<<<<

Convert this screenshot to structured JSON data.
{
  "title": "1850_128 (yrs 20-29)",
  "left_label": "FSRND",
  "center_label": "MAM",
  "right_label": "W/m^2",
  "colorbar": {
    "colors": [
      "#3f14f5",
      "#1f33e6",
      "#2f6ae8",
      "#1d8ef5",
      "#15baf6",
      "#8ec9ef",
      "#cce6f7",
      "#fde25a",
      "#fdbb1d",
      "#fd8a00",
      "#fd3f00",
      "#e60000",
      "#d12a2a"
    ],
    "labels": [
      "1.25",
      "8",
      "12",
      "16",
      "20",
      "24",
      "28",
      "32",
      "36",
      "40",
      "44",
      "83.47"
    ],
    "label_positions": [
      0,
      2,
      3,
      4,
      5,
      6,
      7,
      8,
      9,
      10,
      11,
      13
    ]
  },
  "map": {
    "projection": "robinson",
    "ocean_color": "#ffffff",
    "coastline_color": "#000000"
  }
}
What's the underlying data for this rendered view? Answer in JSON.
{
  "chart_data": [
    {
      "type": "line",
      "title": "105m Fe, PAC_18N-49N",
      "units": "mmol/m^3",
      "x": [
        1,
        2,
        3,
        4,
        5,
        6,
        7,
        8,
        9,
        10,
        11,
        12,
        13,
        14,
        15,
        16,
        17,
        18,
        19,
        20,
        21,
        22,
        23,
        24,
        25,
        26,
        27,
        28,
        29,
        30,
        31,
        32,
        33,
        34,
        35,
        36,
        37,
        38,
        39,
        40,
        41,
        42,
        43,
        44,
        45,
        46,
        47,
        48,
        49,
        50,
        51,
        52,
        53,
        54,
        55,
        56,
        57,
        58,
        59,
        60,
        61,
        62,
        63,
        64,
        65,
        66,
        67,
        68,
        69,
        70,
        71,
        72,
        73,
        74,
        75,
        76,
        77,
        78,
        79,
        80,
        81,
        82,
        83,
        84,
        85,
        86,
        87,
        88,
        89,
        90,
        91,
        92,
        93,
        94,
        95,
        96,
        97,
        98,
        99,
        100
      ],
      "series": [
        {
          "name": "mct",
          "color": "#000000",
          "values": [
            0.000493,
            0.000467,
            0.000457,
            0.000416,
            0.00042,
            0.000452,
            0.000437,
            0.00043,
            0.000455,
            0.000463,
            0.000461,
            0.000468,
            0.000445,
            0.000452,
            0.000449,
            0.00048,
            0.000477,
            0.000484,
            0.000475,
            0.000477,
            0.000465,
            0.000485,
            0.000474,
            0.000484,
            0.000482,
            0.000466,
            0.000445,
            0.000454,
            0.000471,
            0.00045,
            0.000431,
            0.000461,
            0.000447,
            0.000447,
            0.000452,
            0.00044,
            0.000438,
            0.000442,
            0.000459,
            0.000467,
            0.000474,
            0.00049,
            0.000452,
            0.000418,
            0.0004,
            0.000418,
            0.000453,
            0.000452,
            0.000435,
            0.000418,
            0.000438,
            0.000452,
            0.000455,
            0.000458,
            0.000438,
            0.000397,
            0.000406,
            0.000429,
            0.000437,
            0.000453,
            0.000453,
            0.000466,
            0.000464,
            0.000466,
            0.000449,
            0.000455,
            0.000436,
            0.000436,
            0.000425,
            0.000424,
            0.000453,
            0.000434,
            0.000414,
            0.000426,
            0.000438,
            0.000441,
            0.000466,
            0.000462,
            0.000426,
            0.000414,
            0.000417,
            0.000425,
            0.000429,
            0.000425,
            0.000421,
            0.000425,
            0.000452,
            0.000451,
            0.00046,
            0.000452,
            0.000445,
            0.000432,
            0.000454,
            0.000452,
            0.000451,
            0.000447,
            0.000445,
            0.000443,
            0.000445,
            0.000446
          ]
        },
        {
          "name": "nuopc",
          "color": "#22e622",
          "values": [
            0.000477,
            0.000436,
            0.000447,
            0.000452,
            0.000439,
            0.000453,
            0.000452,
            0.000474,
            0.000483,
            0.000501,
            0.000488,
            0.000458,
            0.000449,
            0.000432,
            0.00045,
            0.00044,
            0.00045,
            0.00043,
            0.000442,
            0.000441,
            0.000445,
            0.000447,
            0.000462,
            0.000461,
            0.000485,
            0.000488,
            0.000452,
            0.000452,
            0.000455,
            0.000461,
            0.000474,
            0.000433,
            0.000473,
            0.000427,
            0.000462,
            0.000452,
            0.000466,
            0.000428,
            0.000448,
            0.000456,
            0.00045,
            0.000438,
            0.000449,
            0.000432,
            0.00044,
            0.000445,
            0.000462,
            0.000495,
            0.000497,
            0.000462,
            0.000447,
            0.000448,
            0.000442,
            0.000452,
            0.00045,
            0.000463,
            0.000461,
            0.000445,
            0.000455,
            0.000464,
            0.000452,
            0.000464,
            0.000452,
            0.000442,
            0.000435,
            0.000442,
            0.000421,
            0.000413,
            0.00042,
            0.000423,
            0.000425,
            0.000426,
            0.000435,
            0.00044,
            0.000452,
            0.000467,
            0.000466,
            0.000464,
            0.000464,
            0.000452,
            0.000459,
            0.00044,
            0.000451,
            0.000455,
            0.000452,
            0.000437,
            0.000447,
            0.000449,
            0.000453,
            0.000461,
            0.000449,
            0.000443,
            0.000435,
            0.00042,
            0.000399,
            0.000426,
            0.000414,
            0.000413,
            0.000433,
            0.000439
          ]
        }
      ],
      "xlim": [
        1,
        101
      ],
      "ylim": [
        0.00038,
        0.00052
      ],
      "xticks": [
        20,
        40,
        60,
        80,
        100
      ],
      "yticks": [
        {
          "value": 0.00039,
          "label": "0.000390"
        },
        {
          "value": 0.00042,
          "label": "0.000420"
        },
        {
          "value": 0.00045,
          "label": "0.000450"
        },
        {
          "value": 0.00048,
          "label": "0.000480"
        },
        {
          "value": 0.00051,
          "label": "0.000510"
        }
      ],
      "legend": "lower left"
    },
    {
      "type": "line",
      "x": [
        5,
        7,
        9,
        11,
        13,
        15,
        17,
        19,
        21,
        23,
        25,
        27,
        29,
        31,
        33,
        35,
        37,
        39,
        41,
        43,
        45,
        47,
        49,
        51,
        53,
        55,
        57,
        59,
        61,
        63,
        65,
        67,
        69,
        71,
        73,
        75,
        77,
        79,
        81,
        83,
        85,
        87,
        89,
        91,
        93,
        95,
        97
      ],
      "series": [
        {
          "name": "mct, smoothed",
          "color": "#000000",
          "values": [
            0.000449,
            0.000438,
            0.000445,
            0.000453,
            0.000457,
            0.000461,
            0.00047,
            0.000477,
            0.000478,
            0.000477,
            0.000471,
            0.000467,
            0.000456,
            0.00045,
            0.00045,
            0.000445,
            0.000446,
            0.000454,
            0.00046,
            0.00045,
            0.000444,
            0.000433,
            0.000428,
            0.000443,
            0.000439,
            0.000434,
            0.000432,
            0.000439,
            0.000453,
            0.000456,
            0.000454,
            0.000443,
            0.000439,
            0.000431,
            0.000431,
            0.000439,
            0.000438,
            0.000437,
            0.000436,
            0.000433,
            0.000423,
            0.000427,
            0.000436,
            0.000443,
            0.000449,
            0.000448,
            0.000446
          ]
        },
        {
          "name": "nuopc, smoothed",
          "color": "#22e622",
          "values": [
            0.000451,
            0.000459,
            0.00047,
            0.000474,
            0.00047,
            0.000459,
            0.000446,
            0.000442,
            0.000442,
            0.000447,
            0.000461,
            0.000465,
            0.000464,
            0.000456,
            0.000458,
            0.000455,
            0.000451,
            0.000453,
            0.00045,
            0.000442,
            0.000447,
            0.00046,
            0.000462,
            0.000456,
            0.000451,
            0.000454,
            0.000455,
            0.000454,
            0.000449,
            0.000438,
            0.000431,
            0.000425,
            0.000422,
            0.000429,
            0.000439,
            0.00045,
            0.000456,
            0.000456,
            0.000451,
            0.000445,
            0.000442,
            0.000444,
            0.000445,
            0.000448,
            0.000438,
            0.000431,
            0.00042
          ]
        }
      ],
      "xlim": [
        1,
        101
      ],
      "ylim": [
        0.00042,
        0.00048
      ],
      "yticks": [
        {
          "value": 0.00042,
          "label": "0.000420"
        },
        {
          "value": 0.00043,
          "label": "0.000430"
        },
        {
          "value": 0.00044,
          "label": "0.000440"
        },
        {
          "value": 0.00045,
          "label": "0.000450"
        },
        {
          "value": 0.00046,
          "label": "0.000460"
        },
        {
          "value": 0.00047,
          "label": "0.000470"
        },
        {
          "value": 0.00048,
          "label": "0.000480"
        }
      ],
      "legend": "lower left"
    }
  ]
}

>>>>

Prompt:
Using the records above, copy every line that has the word "smoothed" in it.

Result of this task:
          "name": "mct, smoothed",
          "name": "nuopc, smoothed",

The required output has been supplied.